== TASK DESCRIPTION ==
Repeat each line word for word.
[DATASET RECORDS start]
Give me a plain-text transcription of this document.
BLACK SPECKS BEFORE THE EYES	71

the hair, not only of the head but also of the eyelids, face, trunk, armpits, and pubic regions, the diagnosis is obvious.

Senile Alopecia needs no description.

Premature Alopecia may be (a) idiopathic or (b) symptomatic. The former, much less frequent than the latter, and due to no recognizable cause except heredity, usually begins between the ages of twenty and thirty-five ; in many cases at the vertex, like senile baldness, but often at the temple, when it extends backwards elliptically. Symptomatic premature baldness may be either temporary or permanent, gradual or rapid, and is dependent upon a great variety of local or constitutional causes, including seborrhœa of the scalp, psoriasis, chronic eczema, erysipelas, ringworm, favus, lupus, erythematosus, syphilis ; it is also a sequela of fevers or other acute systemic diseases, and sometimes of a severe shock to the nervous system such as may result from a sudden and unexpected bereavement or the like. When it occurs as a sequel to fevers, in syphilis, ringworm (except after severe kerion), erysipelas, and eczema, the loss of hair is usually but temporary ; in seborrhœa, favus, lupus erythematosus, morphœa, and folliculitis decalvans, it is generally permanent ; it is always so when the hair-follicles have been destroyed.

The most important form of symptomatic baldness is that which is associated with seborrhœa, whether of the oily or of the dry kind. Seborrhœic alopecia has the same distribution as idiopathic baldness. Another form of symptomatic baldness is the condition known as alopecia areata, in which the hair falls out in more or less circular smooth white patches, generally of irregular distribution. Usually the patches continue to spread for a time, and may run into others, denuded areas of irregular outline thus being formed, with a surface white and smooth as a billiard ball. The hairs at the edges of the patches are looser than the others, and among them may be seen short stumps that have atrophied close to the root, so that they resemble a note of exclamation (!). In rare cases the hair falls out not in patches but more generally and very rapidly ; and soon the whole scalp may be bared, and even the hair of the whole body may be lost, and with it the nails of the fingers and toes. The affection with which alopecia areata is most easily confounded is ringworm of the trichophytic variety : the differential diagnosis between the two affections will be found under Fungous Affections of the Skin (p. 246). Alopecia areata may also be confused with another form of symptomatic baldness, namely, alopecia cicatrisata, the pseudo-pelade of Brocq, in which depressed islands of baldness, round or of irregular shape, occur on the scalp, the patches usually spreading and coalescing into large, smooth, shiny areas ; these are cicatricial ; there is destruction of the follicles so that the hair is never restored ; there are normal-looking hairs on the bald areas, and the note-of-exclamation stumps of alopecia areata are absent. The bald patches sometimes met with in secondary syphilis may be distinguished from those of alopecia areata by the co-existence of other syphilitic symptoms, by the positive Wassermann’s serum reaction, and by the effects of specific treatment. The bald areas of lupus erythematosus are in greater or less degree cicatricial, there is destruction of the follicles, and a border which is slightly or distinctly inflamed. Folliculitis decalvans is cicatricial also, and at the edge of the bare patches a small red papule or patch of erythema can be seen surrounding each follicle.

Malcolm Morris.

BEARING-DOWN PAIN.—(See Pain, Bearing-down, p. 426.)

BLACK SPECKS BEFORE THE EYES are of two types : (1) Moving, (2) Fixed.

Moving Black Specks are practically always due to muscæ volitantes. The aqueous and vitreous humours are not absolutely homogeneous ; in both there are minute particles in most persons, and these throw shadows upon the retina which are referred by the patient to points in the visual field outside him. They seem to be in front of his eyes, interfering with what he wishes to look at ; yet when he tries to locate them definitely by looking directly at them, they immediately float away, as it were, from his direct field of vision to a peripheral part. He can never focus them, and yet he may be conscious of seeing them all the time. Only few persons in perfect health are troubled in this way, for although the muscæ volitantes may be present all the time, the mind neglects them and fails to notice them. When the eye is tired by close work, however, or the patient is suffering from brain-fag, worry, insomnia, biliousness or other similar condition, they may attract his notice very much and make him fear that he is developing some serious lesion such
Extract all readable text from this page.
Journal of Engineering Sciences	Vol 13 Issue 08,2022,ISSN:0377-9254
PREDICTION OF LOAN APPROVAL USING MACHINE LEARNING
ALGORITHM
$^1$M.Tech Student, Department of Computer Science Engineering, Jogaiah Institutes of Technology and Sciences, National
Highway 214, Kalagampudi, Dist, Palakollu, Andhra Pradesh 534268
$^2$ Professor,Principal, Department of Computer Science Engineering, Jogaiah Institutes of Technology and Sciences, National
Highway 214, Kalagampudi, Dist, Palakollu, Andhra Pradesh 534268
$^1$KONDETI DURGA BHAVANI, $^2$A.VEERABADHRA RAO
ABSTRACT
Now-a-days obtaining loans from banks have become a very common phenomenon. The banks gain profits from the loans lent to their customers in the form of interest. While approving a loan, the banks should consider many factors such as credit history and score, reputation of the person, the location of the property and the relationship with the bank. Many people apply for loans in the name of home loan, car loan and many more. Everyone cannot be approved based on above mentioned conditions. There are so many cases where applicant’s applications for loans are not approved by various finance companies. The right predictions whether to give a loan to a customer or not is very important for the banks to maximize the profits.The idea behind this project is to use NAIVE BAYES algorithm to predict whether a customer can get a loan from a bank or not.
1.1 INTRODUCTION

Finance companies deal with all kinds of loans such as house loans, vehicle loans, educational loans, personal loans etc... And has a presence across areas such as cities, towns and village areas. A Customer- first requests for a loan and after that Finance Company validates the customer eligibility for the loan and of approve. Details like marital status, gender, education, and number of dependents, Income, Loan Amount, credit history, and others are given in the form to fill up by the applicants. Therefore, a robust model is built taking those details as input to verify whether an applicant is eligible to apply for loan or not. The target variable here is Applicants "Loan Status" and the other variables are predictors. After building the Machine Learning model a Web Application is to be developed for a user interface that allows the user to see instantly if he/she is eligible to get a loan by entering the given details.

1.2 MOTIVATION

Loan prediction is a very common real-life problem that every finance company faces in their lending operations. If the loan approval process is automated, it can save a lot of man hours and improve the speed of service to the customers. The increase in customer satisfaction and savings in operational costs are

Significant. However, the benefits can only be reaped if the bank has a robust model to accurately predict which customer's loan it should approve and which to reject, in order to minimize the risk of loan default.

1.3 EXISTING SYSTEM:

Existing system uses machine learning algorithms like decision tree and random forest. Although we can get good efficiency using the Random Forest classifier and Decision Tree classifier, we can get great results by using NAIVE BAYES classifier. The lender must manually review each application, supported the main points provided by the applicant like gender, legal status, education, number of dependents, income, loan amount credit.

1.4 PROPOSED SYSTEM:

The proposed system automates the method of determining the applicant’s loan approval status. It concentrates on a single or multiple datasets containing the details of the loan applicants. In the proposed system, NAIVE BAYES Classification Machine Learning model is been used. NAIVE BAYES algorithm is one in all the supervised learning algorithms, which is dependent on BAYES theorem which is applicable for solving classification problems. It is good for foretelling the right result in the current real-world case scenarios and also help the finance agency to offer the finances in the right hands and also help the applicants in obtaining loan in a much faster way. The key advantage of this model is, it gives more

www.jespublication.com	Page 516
[DATASET RECORDS end]
== SOLVED PROBLEM ==
Give me a plain-text transcription of this document.
BLACK SPECKS BEFORE THE EYES	71

the hair, not only of the head but also of the eyelids, face, trunk, armpits, and pubic regions, the diagnosis is obvious.

Senile Alopecia needs no description.

Premature Alopecia may be (a) idiopathic or (b) symptomatic. The former, much less frequent than the latter, and due to no recognizable cause except heredity, usually begins between the ages of twenty and thirty-five ; in many cases at the vertex, like senile baldness, but often at the temple, when it extends backwards elliptically. Symptomatic premature baldness may be either temporary or permanent, gradual or rapid, and is dependent upon a great variety of local or constitutional causes, including seborrhœa of the scalp, psoriasis, chronic eczema, erysipelas, ringworm, favus, lupus, erythematosus, syphilis ; it is also a sequela of fevers or other acute systemic diseases, and sometimes of a severe shock to the nervous system such as may result from a sudden and unexpected bereavement or the like. When it occurs as a sequel to fevers, in syphilis, ringworm (except after severe kerion), erysipelas, and eczema, the loss of hair is usually but temporary ; in seborrhœa, favus, lupus erythematosus, morphœa, and folliculitis decalvans, it is generally permanent ; it is always so when the hair-follicles have been destroyed.

The most important form of symptomatic baldness is that which is associated with seborrhœa, whether of the oily or of the dry kind. Seborrhœic alopecia has the same distribution as idiopathic baldness. Another form of symptomatic baldness is the condition known as alopecia areata, in which the hair falls out in more or less circular smooth white patches, generally of irregular distribution. Usually the patches continue to spread for a time, and may run into others, denuded areas of irregular outline thus being formed, with a surface white and smooth as a billiard ball. The hairs at the edges of the patches are looser than the others, and among them may be seen short stumps that have atrophied close to the root, so that they resemble a note of exclamation (!). In rare cases the hair falls out not in patches but more generally and very rapidly ; and soon the whole scalp may be bared, and even the hair of the whole body may be lost, and with it the nails of the fingers and toes. The affection with which alopecia areata is most easily confounded is ringworm of the trichophytic variety : the differential diagnosis between the two affections will be found under Fungous Affections of the Skin (p. 246). Alopecia areata may also be confused with another form of symptomatic baldness, namely, alopecia cicatrisata, the pseudo-pelade of Brocq, in which depressed islands of baldness, round or of irregular shape, occur on the scalp, the patches usually spreading and coalescing into large, smooth, shiny areas ; these are cicatricial ; there is destruction of the follicles so that the hair is never restored ; there are normal-looking hairs on the bald areas, and the note-of-exclamation stumps of alopecia areata are absent. The bald patches sometimes met with in secondary syphilis may be distinguished from those of alopecia areata by the co-existence of other syphilitic symptoms, by the positive Wassermann’s serum reaction, and by the effects of specific treatment. The bald areas of lupus erythematosus are in greater or less degree cicatricial, there is destruction of the follicles, and a border which is slightly or distinctly inflamed. Folliculitis decalvans is cicatricial also, and at the edge of the bare patches a small red papule or patch of erythema can be seen surrounding each follicle.

Malcolm Morris.

BEARING-DOWN PAIN.—(See Pain, Bearing-down, p. 426.)

BLACK SPECKS BEFORE THE EYES are of two types : (1) Moving, (2) Fixed.

Moving Black Specks are practically always due to muscæ volitantes. The aqueous and vitreous humours are not absolutely homogeneous ; in both there are minute particles in most persons, and these throw shadows upon the retina which are referred by the patient to points in the visual field outside him. They seem to be in front of his eyes, interfering with what he wishes to look at ; yet when he tries to locate them definitely by looking directly at them, they immediately float away, as it were, from his direct field of vision to a peripheral part. He can never focus them, and yet he may be conscious of seeing them all the time. Only few persons in perfect health are troubled in this way, for although the muscæ volitantes may be present all the time, the mind neglects them and fails to notice them. When the eye is tired by close work, however, or the patient is suffering from brain-fag, worry, insomnia, biliousness or other similar condition, they may attract his notice very much and make him fear that he is developing some serious lesion such
Extract all readable text from this page.
Journal of Engineering Sciences	Vol 13 Issue 08,2022,ISSN:0377-9254
PREDICTION OF LOAN APPROVAL USING MACHINE LEARNING
ALGORITHM
$^1$M.Tech Student, Department of Computer Science Engineering, Jogaiah Institutes of Technology and Sciences, National
Highway 214, Kalagampudi, Dist, Palakollu, Andhra Pradesh 534268
$^2$ Professor,Principal, Department of Computer Science Engineering, Jogaiah Institutes of Technology and Sciences, National
Highway 214, Kalagampudi, Dist, Palakollu, Andhra Pradesh 534268
$^1$KONDETI DURGA BHAVANI, $^2$A.VEERABADHRA RAO
ABSTRACT
Now-a-days obtaining loans from banks have become a very common phenomenon. The banks gain profits from the loans lent to their customers in the form of interest. While approving a loan, the banks should consider many factors such as credit history and score, reputation of the person, the location of the property and the relationship with the bank. Many people apply for loans in the name of home loan, car loan and many more. Everyone cannot be approved based on above mentioned conditions. There are so many cases where applicant’s applications for loans are not approved by various finance companies. The right predictions whether to give a loan to a customer or not is very important for the banks to maximize the profits.The idea behind this project is to use NAIVE BAYES algorithm to predict whether a customer can get a loan from a bank or not.
1.1 INTRODUCTION

Finance companies deal with all kinds of loans such as house loans, vehicle loans, educational loans, personal loans etc... And has a presence across areas such as cities, towns and village areas. A Customer- first requests for a loan and after that Finance Company validates the customer eligibility for the loan and of approve. Details like marital status, gender, education, and number of dependents, Income, Loan Amount, credit history, and others are given in the form to fill up by the applicants. Therefore, a robust model is built taking those details as input to verify whether an applicant is eligible to apply for loan or not. The target variable here is Applicants "Loan Status" and the other variables are predictors. After building the Machine Learning model a Web Application is to be developed for a user interface that allows the user to see instantly if he/she is eligible to get a loan by entering the given details.

1.2 MOTIVATION

Loan prediction is a very common real-life problem that every finance company faces in their lending operations. If the loan approval process is automated, it can save a lot of man hours and improve the speed of service to the customers. The increase in customer satisfaction and savings in operational costs are

Significant. However, the benefits can only be reaped if the bank has a robust model to accurately predict which customer's loan it should approve and which to reject, in order to minimize the risk of loan default.

1.3 EXISTING SYSTEM:

Existing system uses machine learning algorithms like decision tree and random forest. Although we can get good efficiency using the Random Forest classifier and Decision Tree classifier, we can get great results by using NAIVE BAYES classifier. The lender must manually review each application, supported the main points provided by the applicant like gender, legal status, education, number of dependents, income, loan amount credit.

1.4 PROPOSED SYSTEM:

The proposed system automates the method of determining the applicant’s loan approval status. It concentrates on a single or multiple datasets containing the details of the loan applicants. In the proposed system, NAIVE BAYES Classification Machine Learning model is been used. NAIVE BAYES algorithm is one in all the supervised learning algorithms, which is dependent on BAYES theorem which is applicable for solving classification problems. It is good for foretelling the right result in the current real-world case scenarios and also help the finance agency to offer the finances in the right hands and also help the applicants in obtaining loan in a much faster way. The key advantage of this model is, it gives more

www.jespublication.com	Page 516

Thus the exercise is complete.